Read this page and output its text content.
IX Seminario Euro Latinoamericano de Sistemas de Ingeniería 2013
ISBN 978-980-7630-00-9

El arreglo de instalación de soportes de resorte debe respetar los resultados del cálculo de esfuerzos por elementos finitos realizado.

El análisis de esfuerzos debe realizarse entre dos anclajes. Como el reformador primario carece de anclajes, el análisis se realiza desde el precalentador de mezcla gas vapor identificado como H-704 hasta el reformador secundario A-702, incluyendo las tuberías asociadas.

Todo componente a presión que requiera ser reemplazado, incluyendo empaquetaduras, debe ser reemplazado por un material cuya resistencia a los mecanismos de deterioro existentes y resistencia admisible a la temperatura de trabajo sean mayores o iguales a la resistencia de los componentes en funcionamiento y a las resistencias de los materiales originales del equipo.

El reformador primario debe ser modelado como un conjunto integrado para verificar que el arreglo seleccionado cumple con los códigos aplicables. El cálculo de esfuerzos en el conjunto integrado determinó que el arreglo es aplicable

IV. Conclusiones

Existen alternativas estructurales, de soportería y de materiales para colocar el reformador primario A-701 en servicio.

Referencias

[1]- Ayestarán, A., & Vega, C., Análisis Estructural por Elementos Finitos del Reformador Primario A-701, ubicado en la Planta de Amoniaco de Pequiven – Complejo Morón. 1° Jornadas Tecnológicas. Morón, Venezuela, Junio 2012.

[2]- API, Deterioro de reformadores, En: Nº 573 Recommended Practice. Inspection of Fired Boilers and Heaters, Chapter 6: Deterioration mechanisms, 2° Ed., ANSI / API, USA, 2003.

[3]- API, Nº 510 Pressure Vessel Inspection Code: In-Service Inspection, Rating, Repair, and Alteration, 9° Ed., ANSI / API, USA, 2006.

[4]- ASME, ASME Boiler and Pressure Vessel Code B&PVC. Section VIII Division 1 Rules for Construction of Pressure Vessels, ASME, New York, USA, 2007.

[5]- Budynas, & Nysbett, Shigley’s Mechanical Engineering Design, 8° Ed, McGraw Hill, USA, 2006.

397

━━━━

◆ Directions: Look over the records above and copy each line that includes the string "Vessel".

◆ Problem solution:
[3]- API, Nº 510 Pressure Vessel Inspection Code: In-Service Inspection, Rating, Repair, and Alteration, 9° Ed., ANSI / API, USA, 2006.
[4]- ASME, ASME Boiler and Pressure Vessel Code B&PVC. Section VIII Division 1 Rules for Construction of Pressure Vessels, ASME, New York, USA, 2007.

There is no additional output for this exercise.